■ THE TASK ■
Render the material as a JSON list of strings, one string per line and no blank lines, from the first line of the records up to and including the line that contains "period-of-record: 52 — [158, 660, 172, 673]".
■ ■ ■ ■ ■ ■ ■
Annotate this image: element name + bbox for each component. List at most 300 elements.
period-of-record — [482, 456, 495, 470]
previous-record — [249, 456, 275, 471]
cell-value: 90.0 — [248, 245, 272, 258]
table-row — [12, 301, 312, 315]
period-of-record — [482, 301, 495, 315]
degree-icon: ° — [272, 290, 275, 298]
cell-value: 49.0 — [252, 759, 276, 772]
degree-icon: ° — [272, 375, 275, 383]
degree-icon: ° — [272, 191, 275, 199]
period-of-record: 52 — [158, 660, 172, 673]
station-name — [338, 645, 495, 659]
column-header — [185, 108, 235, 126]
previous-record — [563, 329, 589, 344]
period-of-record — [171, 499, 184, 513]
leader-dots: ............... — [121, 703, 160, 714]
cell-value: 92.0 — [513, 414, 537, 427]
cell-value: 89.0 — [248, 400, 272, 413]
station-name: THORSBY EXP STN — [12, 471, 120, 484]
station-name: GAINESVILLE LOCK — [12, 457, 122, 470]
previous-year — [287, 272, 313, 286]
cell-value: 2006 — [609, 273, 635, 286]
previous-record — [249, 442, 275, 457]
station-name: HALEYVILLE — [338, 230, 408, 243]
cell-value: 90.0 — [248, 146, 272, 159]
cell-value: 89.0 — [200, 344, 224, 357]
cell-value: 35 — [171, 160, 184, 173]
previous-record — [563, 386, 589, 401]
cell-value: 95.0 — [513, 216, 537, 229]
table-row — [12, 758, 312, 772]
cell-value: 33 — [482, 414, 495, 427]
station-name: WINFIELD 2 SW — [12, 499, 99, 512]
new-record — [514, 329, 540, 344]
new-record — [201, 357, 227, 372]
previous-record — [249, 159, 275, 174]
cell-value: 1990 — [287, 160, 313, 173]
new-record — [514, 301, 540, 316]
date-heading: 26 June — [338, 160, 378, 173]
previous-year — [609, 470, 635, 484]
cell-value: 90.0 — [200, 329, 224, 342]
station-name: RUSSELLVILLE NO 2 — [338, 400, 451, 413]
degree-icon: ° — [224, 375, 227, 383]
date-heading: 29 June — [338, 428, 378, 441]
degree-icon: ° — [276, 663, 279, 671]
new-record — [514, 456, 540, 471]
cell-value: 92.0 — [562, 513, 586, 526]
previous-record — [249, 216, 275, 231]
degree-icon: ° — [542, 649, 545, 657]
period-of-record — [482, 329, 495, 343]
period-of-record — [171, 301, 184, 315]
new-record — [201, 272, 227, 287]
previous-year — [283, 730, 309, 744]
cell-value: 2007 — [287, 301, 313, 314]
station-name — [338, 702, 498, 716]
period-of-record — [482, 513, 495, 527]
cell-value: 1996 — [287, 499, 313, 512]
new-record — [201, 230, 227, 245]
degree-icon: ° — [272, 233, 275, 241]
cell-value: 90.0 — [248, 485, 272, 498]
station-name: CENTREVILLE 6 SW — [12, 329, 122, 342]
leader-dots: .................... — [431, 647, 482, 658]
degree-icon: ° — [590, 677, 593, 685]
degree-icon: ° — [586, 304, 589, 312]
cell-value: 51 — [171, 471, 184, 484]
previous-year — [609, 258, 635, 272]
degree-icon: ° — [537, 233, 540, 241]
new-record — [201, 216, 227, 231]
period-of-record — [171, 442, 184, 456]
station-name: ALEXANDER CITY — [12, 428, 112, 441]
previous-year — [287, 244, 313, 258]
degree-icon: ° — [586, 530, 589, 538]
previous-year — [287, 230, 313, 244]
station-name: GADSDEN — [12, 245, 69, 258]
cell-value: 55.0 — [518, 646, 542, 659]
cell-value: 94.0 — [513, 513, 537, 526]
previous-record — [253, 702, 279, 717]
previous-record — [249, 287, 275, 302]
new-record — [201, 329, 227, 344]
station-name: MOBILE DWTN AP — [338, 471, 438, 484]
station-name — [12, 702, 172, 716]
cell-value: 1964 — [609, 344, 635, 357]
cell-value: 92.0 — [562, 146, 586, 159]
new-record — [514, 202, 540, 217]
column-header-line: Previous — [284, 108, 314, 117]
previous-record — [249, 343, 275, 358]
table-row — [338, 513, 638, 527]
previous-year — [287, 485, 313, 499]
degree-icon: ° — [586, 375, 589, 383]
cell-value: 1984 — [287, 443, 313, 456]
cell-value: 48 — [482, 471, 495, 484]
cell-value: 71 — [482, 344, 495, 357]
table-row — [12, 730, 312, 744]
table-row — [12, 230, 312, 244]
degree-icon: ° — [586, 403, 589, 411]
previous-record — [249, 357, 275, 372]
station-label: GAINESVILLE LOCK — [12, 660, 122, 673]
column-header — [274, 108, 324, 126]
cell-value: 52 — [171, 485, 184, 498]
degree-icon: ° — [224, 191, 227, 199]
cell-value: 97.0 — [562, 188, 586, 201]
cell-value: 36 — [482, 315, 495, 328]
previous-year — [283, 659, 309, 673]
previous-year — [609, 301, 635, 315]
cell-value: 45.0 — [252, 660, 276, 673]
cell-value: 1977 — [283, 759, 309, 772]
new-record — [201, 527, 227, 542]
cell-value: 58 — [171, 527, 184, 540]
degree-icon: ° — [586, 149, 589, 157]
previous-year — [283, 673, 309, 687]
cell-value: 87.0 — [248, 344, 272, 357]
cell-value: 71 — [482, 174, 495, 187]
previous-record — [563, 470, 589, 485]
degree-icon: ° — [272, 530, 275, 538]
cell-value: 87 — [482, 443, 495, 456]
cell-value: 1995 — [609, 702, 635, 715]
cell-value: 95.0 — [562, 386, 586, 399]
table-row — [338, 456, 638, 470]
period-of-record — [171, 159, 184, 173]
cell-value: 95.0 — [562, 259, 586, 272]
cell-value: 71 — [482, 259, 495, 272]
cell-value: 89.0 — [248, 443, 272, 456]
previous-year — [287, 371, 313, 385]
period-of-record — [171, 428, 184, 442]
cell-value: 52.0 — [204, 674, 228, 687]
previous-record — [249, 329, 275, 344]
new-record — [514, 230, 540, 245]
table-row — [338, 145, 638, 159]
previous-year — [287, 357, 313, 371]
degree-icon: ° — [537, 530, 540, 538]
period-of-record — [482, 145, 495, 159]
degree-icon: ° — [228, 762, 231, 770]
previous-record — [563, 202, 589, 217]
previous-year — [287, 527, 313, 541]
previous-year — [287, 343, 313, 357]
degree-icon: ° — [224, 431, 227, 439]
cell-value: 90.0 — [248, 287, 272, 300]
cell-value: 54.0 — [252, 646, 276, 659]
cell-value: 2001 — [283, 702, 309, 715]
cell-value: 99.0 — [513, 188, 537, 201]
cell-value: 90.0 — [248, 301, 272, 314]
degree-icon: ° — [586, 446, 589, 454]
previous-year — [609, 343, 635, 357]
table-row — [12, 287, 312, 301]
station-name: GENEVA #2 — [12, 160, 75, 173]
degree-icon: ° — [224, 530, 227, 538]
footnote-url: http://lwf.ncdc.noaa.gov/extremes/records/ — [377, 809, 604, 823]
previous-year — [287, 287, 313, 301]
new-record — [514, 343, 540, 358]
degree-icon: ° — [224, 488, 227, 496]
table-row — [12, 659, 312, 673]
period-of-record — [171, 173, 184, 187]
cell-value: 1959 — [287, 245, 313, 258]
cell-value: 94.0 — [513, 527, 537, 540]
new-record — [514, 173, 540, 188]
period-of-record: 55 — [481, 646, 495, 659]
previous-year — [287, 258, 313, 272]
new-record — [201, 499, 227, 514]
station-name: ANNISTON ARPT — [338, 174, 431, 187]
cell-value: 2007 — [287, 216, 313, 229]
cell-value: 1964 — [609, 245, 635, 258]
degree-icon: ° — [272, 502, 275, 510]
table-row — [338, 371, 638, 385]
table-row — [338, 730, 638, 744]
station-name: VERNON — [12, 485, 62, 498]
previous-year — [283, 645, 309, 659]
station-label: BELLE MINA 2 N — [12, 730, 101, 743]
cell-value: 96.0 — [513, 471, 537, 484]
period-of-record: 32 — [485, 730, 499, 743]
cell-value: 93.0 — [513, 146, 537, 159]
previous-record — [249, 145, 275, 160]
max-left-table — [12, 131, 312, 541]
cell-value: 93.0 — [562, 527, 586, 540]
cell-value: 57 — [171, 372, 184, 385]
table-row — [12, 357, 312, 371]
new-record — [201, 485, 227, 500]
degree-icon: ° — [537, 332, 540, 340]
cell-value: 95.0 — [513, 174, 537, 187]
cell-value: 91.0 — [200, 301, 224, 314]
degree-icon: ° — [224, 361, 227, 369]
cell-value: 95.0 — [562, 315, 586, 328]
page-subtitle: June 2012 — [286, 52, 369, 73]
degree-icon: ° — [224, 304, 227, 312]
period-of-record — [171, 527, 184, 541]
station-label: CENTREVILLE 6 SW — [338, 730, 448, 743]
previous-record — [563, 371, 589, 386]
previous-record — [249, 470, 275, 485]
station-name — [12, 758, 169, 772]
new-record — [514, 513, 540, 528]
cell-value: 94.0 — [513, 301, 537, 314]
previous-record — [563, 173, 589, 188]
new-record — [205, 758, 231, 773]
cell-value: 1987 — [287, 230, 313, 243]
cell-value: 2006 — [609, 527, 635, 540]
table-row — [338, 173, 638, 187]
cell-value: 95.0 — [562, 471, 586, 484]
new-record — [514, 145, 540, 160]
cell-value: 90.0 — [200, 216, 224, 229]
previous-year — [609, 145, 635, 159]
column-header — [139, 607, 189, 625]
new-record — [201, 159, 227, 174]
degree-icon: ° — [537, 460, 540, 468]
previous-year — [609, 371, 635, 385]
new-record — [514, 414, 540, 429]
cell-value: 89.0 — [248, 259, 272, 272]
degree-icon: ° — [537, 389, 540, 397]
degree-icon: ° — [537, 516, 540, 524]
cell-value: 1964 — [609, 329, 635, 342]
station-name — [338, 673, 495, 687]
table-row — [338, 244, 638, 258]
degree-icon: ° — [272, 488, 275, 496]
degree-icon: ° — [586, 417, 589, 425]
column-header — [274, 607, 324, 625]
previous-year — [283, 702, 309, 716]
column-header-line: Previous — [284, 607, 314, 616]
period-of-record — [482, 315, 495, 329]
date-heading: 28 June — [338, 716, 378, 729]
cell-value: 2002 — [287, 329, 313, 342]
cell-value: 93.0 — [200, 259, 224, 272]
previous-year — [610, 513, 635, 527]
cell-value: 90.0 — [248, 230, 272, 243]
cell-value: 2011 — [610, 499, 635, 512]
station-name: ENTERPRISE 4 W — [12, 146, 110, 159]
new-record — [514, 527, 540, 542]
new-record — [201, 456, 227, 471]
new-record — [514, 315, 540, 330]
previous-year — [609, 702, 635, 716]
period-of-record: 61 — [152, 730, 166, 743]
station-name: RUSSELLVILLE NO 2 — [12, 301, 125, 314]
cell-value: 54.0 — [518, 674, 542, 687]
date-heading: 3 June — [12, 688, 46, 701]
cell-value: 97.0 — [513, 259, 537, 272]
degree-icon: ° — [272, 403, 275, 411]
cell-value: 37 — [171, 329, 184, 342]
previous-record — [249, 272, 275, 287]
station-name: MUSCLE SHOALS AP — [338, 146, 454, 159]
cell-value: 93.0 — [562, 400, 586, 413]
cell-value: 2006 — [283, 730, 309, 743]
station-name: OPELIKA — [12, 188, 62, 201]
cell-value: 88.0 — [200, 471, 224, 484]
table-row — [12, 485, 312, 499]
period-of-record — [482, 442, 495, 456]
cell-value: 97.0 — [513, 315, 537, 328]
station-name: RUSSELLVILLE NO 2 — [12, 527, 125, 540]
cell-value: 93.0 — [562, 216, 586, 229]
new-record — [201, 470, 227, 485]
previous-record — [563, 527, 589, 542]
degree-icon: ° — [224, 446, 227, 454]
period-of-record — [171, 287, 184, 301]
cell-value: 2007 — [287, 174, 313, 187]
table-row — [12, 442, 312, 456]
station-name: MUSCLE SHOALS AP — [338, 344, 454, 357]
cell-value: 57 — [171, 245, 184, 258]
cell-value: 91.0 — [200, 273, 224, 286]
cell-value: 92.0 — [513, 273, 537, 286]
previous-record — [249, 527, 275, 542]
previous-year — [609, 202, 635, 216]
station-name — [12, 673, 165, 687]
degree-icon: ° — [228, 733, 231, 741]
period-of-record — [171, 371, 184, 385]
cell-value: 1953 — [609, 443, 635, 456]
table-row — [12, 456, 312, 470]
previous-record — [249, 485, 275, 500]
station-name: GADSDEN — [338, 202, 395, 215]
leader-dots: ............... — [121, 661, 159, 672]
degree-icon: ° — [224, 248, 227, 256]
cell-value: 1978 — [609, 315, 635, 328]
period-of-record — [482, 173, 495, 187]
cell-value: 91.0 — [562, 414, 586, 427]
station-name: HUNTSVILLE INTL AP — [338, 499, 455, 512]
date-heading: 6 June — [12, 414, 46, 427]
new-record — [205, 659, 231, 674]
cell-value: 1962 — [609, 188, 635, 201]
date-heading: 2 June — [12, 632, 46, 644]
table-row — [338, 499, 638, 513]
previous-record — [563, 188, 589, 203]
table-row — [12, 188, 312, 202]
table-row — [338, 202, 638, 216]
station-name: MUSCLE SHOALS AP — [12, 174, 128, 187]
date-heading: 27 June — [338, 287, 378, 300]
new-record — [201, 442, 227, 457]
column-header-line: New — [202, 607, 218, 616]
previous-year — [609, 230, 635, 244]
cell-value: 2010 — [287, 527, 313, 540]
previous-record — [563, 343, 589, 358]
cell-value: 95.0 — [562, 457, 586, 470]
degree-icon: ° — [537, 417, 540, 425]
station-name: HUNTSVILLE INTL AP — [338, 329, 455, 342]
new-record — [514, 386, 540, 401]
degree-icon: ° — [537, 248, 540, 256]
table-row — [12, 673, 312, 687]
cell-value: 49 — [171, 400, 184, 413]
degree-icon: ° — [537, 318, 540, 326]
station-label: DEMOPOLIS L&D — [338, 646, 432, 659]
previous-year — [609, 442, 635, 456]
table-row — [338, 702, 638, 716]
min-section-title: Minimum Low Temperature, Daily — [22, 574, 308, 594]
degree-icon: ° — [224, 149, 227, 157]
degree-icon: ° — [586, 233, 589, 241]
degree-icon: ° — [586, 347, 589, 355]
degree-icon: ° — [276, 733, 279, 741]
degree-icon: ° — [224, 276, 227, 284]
■ ■ ■ ■ ■ ■ ■
■ EXERCISE SOLUTION ■
[
  "Annotate this image: element name + bbox for each component. List at most 300 elements.",
  "period-of-record — [482, 456, 495, 470]",
  "previous-record — [249, 456, 275, 471]",
  "cell-value: 90.0 — [248, 245, 272, 258]",
  "table-row — [12, 301, 312, 315]",
  "period-of-record — [482, 301, 495, 315]",
  "degree-icon: ° — [272, 290, 275, 298]",
  "cell-value: 49.0 — [252, 759, 276, 772]",
  "degree-icon: ° — [272, 375, 275, 383]",
  "degree-icon: ° — [272, 191, 275, 199]",
  "period-of-record: 52 — [158, 660, 172, 673]"
]